Of all the lines in these entries, how many contain the string "Counter"? Give only that count.

* * * * * * *

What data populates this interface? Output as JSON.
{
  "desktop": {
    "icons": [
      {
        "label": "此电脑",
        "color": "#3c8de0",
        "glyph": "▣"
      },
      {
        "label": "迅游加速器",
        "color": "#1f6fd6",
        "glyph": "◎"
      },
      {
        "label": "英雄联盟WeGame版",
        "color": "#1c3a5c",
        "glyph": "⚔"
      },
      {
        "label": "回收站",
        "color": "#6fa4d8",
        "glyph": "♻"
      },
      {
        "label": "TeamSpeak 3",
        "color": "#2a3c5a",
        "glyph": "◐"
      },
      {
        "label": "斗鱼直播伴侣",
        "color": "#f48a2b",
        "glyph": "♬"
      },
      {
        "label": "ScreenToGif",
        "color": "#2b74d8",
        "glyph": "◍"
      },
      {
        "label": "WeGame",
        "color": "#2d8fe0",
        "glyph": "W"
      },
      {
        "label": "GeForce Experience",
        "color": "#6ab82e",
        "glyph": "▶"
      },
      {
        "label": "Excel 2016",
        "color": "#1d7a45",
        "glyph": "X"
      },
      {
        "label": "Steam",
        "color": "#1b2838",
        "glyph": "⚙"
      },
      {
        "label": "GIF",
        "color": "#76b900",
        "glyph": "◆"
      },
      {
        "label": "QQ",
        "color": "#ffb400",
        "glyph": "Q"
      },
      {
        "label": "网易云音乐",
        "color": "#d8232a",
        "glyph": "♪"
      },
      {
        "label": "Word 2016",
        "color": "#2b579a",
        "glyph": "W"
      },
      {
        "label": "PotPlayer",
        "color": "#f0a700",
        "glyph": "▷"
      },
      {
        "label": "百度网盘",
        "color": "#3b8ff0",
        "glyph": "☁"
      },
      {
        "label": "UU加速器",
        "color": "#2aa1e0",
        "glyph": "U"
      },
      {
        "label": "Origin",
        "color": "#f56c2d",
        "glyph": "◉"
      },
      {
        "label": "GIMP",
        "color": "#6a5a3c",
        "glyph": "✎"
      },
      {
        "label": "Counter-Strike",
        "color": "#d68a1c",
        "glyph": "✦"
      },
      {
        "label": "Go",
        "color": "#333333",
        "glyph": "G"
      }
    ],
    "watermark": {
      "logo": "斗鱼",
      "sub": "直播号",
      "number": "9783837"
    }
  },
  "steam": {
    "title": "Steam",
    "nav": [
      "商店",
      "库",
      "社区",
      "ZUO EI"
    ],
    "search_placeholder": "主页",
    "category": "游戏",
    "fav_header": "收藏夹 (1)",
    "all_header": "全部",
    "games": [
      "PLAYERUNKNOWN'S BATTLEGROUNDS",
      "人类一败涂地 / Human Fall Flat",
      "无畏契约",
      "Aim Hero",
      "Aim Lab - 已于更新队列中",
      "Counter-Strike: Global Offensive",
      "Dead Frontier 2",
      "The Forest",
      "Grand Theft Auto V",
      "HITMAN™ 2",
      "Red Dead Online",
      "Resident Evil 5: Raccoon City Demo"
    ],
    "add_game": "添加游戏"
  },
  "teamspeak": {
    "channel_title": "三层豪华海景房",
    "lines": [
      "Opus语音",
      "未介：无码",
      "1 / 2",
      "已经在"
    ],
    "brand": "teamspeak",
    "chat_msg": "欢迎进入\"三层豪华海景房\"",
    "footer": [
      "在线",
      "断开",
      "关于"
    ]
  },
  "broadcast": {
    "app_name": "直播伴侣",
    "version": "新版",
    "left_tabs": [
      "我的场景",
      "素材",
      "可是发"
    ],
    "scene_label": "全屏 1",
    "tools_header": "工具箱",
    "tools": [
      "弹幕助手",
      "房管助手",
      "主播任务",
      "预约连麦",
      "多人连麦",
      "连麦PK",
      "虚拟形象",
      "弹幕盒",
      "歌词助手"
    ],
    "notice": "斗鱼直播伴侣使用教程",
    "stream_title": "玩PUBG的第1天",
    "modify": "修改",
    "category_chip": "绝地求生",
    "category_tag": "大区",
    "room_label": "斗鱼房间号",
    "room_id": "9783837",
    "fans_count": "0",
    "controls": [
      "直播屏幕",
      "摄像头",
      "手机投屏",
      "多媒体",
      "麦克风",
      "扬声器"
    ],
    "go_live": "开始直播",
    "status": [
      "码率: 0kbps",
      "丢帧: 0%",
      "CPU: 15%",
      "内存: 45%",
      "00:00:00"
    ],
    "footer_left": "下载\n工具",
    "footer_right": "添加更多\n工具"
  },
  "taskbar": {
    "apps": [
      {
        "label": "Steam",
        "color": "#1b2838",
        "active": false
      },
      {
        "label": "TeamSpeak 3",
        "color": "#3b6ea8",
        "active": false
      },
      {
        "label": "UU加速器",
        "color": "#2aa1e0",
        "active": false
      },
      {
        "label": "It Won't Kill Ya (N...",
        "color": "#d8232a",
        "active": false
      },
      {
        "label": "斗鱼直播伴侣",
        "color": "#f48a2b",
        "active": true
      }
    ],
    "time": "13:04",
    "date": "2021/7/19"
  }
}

* * * * * * *

> OUTPUT FOR THIS EXERCISE:
2